*BRIEF:* Your task is to repeat all of the material exactly.

>> start DATASET ENTRIES

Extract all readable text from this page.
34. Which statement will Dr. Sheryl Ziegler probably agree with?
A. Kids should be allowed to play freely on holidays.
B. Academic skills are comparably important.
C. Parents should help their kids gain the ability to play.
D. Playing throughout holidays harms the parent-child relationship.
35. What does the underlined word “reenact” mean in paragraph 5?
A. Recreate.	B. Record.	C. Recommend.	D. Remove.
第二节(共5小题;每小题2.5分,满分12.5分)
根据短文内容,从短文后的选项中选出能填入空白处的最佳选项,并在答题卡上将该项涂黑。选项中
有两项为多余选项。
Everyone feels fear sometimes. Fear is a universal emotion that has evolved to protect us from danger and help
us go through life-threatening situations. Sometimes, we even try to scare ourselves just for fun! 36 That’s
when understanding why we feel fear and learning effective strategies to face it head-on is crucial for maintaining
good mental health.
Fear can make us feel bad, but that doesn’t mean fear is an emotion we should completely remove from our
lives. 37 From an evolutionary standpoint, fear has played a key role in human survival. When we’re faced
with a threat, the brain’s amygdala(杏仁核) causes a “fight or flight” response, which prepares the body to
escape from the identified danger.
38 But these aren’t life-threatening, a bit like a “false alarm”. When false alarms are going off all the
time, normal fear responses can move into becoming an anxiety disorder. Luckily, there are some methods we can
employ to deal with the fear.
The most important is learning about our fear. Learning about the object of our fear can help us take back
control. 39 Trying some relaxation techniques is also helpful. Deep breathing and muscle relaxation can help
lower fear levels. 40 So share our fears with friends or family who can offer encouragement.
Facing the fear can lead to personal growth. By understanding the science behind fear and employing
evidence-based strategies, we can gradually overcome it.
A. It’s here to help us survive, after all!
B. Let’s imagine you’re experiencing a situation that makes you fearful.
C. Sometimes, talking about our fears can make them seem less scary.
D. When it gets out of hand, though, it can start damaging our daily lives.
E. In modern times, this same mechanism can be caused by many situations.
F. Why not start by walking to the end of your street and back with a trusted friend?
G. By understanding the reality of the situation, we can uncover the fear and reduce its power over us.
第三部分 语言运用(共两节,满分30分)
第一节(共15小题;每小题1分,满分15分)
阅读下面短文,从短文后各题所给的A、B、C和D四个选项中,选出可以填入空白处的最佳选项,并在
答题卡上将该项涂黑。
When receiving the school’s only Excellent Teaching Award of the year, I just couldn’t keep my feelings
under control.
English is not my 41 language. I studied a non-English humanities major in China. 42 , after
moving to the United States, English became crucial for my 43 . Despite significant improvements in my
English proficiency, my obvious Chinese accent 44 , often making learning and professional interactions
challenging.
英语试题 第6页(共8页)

>> end DATASET ENTRIES

*RESULT OF THE TASK:*
Extract all readable text from this page.
34. Which statement will Dr. Sheryl Ziegler probably agree with?
A. Kids should be allowed to play freely on holidays.
B. Academic skills are comparably important.
C. Parents should help their kids gain the ability to play.
D. Playing throughout holidays harms the parent-child relationship.
35. What does the underlined word “reenact” mean in paragraph 5?
A. Recreate.	B. Record.	C. Recommend.	D. Remove.
第二节(共5小题;每小题2.5分,满分12.5分)
根据短文内容,从短文后的选项中选出能填入空白处的最佳选项,并在答题卡上将该项涂黑。选项中
有两项为多余选项。
Everyone feels fear sometimes. Fear is a universal emotion that has evolved to protect us from danger and help
us go through life-threatening situations. Sometimes, we even try to scare ourselves just for fun! 36 That’s
when understanding why we feel fear and learning effective strategies to face it head-on is crucial for maintaining
good mental health.
Fear can make us feel bad, but that doesn’t mean fear is an emotion we should completely remove from our
lives. 37 From an evolutionary standpoint, fear has played a key role in human survival. When we’re faced
with a threat, the brain’s amygdala(杏仁核) causes a “fight or flight” response, which prepares the body to
escape from the identified danger.
38 But these aren’t life-threatening, a bit like a “false alarm”. When false alarms are going off all the
time, normal fear responses can move into becoming an anxiety disorder. Luckily, there are some methods we can
employ to deal with the fear.
The most important is learning about our fear. Learning about the object of our fear can help us take back
control. 39 Trying some relaxation techniques is also helpful. Deep breathing and muscle relaxation can help
lower fear levels. 40 So share our fears with friends or family who can offer encouragement.
Facing the fear can lead to personal growth. By understanding the science behind fear and employing
evidence-based strategies, we can gradually overcome it.
A. It’s here to help us survive, after all!
B. Let’s imagine you’re experiencing a situation that makes you fearful.
C. Sometimes, talking about our fears can make them seem less scary.
D. When it gets out of hand, though, it can start damaging our daily lives.
E. In modern times, this same mechanism can be caused by many situations.
F. Why not start by walking to the end of your street and back with a trusted friend?
G. By understanding the reality of the situation, we can uncover the fear and reduce its power over us.
第三部分 语言运用(共两节,满分30分)
第一节(共15小题;每小题1分,满分15分)
阅读下面短文,从短文后各题所给的A、B、C和D四个选项中,选出可以填入空白处的最佳选项,并在
答题卡上将该项涂黑。
When receiving the school’s only Excellent Teaching Award of the year, I just couldn’t keep my feelings
under control.
English is not my 41 language. I studied a non-English humanities major in China. 42 , after
moving to the United States, English became crucial for my 43 . Despite significant improvements in my
English proficiency, my obvious Chinese accent 44 , often making learning and professional interactions
challenging.
英语试题 第6页(共8页)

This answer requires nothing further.